Start of RECORDS SUPPLIED
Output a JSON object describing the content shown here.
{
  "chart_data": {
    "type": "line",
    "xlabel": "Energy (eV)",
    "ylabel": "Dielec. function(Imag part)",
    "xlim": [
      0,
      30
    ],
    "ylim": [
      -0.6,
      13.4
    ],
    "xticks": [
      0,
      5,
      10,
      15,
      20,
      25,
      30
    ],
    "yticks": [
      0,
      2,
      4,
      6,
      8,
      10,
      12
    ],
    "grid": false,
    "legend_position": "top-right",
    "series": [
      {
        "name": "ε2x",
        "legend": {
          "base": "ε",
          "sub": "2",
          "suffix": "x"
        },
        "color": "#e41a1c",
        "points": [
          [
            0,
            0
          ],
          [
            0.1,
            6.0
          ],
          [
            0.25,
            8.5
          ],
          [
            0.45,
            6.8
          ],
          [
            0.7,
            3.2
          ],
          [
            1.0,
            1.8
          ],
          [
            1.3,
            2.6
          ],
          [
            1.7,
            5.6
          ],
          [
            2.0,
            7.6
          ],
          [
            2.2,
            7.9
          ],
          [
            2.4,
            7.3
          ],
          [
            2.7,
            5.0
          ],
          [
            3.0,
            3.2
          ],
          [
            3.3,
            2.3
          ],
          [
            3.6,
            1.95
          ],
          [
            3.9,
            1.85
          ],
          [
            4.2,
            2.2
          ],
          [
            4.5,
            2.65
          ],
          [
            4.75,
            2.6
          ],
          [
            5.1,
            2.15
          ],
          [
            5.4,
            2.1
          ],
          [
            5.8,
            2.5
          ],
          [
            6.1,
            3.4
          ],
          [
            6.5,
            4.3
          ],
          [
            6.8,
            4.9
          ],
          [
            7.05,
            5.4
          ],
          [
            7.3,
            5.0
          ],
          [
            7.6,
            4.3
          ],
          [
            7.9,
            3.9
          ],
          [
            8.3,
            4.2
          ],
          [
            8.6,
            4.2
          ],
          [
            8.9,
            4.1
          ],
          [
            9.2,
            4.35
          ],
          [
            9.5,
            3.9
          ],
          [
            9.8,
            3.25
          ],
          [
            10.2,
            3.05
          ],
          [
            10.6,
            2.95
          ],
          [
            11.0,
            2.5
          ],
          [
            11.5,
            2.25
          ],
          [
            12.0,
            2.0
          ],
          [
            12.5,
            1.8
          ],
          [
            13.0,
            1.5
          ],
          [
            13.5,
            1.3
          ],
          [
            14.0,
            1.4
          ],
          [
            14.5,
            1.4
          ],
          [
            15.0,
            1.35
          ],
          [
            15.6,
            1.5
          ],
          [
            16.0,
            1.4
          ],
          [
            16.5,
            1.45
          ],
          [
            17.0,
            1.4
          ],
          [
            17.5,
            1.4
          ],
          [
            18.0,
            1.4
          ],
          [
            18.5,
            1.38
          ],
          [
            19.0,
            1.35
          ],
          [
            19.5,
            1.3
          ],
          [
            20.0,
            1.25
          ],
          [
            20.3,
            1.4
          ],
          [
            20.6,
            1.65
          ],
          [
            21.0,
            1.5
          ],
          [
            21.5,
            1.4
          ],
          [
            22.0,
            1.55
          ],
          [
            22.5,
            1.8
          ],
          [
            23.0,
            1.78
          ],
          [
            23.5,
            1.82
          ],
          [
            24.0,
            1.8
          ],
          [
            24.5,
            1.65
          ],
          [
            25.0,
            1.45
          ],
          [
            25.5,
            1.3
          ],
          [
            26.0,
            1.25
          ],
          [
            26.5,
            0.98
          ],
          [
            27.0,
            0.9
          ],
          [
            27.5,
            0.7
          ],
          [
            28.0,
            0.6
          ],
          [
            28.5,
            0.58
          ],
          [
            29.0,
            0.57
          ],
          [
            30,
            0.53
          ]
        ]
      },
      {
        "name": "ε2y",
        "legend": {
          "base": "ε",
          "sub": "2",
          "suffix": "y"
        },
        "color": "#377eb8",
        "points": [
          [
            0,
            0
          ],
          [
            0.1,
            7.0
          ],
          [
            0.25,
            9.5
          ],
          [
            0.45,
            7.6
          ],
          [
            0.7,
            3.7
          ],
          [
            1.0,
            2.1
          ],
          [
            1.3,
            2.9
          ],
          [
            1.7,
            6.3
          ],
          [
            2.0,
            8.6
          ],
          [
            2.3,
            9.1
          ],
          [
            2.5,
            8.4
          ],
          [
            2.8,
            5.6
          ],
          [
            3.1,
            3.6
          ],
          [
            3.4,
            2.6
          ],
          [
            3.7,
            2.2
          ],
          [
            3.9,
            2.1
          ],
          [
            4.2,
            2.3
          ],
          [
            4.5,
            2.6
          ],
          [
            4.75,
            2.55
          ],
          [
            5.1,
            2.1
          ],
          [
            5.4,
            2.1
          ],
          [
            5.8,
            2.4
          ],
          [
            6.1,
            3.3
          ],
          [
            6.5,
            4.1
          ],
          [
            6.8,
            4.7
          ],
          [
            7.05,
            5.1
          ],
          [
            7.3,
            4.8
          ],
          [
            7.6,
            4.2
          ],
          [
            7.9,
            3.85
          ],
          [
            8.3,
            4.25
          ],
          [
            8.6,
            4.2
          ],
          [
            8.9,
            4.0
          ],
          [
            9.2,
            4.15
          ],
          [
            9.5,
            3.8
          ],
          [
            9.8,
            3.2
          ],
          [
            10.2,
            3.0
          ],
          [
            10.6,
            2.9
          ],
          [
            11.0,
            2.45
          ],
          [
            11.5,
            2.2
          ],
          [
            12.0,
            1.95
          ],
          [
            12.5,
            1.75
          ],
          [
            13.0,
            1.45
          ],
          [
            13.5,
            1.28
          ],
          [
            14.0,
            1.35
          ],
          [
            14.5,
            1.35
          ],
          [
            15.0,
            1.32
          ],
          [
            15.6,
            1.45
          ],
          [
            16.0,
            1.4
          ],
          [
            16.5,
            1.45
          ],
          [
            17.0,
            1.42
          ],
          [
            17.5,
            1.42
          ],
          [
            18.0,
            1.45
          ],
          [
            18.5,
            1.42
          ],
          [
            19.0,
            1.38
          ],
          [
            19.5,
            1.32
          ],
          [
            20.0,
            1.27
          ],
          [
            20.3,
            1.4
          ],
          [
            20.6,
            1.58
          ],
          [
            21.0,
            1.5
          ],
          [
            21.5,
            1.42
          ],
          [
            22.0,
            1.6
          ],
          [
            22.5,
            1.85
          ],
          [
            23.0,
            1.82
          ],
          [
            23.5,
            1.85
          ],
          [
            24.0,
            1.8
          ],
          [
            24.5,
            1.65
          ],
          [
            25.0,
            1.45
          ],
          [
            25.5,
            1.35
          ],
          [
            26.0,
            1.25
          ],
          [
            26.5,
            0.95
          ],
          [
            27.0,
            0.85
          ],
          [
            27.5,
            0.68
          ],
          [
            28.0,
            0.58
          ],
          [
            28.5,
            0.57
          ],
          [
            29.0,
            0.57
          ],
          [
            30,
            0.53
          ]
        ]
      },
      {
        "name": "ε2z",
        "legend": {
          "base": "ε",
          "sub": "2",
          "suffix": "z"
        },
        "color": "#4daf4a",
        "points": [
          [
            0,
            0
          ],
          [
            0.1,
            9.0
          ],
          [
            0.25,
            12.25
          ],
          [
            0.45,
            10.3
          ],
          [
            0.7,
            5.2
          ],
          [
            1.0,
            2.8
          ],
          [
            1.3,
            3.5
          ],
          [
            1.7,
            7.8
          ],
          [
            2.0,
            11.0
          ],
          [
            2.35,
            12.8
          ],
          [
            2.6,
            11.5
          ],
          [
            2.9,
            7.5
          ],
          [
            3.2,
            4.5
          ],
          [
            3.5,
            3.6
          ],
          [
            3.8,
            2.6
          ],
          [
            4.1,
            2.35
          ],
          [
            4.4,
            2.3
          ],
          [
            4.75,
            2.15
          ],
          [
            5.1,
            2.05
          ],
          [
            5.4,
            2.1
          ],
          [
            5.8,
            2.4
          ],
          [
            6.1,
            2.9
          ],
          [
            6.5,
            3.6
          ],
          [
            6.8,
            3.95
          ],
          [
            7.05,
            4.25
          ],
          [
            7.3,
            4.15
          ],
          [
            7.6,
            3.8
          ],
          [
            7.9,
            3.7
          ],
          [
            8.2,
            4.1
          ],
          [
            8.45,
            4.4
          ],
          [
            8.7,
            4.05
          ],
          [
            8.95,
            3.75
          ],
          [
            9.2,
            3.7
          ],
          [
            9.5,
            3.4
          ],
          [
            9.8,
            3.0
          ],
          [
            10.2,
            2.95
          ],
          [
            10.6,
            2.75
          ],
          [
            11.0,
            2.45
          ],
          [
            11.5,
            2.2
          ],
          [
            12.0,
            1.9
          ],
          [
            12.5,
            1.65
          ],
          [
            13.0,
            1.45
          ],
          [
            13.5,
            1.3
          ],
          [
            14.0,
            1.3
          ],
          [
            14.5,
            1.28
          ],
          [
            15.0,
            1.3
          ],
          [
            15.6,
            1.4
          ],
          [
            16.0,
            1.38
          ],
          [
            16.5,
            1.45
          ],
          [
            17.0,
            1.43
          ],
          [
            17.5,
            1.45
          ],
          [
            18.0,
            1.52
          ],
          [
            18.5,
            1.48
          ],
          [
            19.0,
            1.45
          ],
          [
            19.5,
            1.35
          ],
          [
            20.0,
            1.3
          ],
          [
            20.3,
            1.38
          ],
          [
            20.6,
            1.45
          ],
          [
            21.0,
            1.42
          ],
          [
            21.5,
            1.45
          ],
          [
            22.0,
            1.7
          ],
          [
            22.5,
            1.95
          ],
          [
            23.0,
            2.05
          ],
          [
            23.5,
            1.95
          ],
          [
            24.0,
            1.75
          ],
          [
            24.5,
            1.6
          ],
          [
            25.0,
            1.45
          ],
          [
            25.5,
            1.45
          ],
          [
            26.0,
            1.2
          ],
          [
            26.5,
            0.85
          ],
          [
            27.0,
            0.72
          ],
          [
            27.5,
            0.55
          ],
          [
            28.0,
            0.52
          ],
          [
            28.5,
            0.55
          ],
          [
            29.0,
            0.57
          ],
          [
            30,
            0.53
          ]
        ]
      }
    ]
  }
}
End of RECORDS SUPPLIED
▸ **DESCRIPTION OF THE TASK**
Look through the data and gather every line with the string "color" in it.

▸ **EXERCISE RESPONSE**
        "color": "#e41a1c",
        "color": "#377eb8",
        "color": "#4daf4a",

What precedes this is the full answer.